--- START Task input ---
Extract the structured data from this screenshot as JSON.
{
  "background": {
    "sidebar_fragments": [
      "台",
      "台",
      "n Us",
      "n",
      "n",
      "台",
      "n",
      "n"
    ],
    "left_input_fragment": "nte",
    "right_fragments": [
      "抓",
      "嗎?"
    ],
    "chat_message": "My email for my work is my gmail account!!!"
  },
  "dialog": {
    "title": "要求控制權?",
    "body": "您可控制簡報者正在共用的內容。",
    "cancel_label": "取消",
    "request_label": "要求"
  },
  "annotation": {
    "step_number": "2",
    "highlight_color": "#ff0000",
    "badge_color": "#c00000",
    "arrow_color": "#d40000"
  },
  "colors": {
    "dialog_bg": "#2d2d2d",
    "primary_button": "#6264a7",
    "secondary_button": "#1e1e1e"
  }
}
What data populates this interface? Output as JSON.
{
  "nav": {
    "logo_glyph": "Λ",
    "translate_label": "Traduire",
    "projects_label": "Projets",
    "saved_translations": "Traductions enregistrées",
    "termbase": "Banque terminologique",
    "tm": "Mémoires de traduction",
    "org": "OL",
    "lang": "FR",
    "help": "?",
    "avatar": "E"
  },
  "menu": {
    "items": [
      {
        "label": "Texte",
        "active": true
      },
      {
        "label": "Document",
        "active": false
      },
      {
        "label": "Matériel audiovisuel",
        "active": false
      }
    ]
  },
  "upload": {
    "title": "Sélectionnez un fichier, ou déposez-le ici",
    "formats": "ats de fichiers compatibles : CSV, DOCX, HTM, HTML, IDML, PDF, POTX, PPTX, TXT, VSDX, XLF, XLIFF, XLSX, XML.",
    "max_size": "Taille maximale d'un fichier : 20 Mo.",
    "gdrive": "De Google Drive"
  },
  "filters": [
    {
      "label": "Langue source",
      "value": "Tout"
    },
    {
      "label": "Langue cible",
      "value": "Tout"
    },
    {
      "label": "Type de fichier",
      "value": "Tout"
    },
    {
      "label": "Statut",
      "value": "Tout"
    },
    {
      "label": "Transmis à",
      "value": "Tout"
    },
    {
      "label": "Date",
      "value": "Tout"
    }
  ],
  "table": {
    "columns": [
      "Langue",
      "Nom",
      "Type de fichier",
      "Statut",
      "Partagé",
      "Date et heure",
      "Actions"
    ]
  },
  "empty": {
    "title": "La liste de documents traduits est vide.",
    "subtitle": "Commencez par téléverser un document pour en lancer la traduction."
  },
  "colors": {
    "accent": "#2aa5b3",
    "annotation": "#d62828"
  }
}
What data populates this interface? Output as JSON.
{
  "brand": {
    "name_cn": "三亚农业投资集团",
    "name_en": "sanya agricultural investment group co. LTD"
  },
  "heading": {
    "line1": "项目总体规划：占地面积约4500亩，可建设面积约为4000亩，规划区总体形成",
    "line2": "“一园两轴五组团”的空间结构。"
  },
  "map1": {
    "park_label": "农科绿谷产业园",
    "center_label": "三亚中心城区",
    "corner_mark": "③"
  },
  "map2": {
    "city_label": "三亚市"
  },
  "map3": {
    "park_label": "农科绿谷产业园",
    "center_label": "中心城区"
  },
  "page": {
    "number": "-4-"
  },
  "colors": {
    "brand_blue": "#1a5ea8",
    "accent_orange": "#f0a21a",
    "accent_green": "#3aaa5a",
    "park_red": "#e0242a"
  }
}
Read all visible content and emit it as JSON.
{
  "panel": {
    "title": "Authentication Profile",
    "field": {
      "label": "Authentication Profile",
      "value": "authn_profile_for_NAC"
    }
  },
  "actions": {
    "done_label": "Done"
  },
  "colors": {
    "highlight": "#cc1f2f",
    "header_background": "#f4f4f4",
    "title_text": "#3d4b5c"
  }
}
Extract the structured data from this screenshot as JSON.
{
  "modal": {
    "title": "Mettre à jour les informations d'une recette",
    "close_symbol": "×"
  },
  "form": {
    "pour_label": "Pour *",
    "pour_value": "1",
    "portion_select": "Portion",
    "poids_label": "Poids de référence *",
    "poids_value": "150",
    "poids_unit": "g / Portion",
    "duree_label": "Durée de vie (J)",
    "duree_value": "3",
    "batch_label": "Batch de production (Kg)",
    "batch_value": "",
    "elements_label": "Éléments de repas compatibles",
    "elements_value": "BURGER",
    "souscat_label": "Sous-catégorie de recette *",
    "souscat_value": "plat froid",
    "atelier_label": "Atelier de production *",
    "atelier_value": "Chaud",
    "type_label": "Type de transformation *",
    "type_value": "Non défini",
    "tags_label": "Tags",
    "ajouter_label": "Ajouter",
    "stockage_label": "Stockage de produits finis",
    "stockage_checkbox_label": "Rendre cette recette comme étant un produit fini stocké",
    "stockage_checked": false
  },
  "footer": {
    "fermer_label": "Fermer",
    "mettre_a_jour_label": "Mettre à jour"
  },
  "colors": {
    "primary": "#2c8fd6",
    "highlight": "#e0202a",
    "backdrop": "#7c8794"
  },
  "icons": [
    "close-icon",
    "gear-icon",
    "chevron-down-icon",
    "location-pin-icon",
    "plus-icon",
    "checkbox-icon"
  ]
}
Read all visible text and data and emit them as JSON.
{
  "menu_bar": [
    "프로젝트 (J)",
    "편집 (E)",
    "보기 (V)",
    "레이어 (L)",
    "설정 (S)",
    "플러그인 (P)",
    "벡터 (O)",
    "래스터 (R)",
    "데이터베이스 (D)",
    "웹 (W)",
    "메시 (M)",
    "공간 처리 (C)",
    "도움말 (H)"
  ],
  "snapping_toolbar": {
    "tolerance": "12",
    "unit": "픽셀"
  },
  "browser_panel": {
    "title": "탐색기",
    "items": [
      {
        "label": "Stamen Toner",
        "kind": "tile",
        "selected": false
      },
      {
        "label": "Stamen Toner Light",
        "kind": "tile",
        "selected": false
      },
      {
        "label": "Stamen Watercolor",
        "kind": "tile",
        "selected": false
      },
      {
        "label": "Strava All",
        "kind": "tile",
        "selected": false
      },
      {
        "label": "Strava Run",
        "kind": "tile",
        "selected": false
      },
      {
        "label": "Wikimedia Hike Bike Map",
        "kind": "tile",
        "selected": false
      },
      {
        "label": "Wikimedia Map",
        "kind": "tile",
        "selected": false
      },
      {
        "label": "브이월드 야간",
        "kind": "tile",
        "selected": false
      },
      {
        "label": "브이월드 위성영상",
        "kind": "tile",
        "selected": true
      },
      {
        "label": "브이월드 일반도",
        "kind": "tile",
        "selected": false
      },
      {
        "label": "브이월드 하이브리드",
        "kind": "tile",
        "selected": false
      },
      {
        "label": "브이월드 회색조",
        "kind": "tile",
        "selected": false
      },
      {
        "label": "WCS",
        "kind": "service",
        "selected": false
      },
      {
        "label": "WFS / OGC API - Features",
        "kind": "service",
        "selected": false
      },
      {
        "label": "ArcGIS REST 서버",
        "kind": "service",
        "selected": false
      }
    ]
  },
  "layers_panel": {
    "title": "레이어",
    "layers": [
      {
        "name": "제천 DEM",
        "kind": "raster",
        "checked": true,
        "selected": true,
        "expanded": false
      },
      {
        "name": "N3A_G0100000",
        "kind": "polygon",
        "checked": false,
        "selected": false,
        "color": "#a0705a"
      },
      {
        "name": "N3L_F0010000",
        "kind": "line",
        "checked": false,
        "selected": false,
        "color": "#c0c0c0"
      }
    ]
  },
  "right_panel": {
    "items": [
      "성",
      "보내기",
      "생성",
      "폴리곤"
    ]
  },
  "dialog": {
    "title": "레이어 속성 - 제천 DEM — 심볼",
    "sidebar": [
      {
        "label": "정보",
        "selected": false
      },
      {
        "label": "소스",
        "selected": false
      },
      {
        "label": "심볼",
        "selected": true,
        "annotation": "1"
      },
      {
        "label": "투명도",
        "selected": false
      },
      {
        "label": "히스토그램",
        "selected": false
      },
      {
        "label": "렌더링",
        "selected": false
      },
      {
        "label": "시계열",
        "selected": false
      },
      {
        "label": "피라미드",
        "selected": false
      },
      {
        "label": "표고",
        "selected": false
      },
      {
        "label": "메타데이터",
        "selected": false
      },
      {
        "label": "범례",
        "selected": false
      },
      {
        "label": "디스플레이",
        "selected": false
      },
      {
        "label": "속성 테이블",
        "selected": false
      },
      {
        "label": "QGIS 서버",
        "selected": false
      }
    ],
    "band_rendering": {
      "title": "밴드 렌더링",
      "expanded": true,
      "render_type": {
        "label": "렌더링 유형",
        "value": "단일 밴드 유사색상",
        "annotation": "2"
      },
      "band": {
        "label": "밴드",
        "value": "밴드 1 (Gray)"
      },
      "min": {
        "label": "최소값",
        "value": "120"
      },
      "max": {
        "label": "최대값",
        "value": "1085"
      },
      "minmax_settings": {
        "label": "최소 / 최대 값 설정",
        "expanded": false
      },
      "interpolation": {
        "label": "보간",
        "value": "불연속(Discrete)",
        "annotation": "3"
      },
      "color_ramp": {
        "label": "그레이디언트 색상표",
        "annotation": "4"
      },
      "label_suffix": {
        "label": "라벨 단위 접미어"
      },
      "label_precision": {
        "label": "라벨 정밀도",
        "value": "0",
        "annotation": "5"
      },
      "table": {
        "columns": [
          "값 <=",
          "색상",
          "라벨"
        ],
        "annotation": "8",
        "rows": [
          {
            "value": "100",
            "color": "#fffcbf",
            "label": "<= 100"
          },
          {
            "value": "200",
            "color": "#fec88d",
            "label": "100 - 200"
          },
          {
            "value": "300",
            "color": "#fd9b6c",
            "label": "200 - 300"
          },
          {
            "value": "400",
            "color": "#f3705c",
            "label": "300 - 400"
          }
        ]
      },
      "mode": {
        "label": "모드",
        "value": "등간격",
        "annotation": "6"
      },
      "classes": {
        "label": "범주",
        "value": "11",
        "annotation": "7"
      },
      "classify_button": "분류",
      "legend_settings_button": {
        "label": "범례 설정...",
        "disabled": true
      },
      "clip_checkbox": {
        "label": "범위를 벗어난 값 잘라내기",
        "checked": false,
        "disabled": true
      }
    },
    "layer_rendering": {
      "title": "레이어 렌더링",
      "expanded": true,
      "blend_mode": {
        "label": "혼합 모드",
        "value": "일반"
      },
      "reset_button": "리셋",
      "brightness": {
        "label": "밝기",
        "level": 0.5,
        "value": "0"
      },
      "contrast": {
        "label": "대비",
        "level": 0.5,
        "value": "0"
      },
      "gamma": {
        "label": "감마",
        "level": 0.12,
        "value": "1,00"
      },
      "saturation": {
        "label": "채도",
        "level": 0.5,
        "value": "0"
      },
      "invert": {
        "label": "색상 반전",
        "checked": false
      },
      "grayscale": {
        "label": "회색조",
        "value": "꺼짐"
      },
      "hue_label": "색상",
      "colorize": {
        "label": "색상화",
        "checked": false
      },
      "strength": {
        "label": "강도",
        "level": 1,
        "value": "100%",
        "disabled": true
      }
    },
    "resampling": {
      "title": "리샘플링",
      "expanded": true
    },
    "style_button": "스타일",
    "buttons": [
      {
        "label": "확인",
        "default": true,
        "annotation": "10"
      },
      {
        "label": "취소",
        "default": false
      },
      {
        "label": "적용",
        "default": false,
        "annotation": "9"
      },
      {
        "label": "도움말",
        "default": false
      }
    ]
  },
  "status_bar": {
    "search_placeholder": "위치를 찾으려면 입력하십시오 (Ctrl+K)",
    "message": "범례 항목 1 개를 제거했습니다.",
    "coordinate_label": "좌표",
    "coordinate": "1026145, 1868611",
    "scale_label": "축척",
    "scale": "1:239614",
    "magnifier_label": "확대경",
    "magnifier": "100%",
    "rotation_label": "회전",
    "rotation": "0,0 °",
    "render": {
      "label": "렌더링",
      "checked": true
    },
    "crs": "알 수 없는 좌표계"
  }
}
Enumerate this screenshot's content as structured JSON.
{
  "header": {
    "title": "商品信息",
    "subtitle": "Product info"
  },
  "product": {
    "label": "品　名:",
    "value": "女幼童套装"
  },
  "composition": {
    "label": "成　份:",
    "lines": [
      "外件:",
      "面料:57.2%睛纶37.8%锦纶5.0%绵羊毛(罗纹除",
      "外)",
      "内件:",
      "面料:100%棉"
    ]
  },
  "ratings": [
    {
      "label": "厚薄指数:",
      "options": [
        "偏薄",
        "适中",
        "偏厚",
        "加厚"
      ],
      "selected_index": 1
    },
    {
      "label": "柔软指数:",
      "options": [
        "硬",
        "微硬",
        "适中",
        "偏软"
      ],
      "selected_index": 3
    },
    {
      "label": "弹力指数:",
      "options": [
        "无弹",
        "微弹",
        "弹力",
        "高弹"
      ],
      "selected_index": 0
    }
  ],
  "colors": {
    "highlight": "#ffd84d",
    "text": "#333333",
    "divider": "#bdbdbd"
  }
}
--- END Task input ---
Task requirements: From the entries above, copy every line that holds the word "Mettre".

The answer:
    "title": "Mettre à jour les informations d'une recette",
    "mettre_a_jour_label": "Mettre à jour"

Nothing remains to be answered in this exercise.